Each line containing the word "name" must be reported.

▬▬▬▬▬▬

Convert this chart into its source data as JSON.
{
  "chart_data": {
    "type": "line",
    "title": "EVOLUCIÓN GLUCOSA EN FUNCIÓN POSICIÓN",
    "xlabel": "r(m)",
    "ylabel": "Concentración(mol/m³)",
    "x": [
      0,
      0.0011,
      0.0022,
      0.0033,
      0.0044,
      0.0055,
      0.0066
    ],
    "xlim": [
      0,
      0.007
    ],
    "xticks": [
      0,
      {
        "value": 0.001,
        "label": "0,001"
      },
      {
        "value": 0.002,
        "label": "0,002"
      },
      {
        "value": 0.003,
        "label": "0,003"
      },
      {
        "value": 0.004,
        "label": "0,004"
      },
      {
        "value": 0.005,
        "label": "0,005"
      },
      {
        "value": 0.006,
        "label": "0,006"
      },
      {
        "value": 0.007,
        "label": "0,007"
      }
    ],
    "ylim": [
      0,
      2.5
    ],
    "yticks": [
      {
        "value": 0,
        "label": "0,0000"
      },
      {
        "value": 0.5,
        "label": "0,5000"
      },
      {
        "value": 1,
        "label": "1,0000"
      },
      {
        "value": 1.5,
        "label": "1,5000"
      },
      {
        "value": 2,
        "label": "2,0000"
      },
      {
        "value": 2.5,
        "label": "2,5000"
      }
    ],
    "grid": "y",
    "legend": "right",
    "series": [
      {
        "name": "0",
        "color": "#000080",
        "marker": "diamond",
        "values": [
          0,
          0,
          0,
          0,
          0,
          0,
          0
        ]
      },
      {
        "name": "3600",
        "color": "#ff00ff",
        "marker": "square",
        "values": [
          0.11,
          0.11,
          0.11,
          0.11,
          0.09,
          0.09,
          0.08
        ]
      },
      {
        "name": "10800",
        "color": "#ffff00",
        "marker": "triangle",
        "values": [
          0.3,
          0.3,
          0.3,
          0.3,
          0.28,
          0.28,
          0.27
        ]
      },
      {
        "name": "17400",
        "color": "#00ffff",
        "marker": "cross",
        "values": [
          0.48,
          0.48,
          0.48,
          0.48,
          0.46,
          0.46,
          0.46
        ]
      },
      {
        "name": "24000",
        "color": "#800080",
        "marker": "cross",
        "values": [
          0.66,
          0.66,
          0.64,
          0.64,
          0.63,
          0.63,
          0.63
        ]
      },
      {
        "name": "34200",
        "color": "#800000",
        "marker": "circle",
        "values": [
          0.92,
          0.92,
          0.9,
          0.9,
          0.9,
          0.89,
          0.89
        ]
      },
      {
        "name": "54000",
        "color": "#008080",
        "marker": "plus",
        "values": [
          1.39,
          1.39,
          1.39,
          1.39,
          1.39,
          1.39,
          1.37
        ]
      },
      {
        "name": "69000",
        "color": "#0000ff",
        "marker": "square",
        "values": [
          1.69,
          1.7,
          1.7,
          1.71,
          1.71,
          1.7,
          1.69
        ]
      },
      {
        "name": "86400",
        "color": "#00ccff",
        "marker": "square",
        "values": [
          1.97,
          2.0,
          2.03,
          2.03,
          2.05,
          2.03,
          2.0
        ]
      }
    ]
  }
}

▬▬▬▬▬▬

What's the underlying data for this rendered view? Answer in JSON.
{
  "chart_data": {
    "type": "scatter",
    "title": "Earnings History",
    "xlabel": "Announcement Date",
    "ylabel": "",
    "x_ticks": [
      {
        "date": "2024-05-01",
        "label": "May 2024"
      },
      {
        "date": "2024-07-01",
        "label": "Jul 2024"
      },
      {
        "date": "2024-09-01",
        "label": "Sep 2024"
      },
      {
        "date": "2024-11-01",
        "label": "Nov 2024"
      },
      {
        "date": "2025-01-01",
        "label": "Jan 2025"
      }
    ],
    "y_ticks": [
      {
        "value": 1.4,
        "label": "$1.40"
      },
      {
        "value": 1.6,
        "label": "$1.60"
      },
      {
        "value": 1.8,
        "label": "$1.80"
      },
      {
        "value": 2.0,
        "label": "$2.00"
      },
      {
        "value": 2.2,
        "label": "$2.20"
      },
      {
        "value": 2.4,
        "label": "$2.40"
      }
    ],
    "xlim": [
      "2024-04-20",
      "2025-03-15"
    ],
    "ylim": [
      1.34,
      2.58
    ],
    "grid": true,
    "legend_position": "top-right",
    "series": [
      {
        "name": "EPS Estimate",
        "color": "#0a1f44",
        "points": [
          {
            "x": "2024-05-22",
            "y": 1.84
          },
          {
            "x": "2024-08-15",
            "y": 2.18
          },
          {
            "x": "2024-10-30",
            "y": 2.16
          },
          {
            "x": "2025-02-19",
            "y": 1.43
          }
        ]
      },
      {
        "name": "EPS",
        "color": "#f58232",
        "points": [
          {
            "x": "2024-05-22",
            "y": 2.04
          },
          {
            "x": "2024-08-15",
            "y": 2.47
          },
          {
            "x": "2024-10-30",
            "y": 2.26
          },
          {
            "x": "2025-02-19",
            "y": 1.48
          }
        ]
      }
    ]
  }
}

▬▬▬▬▬▬

# FULL RESPONSE
        "name": "0",
        "name": "3600",
        "name": "10800",
        "name": "17400",
        "name": "24000",
        "name": "34200",
        "name": "54000",
        "name": "69000",
        "name": "86400",
        "name": "EPS Estimate",
        "name": "EPS",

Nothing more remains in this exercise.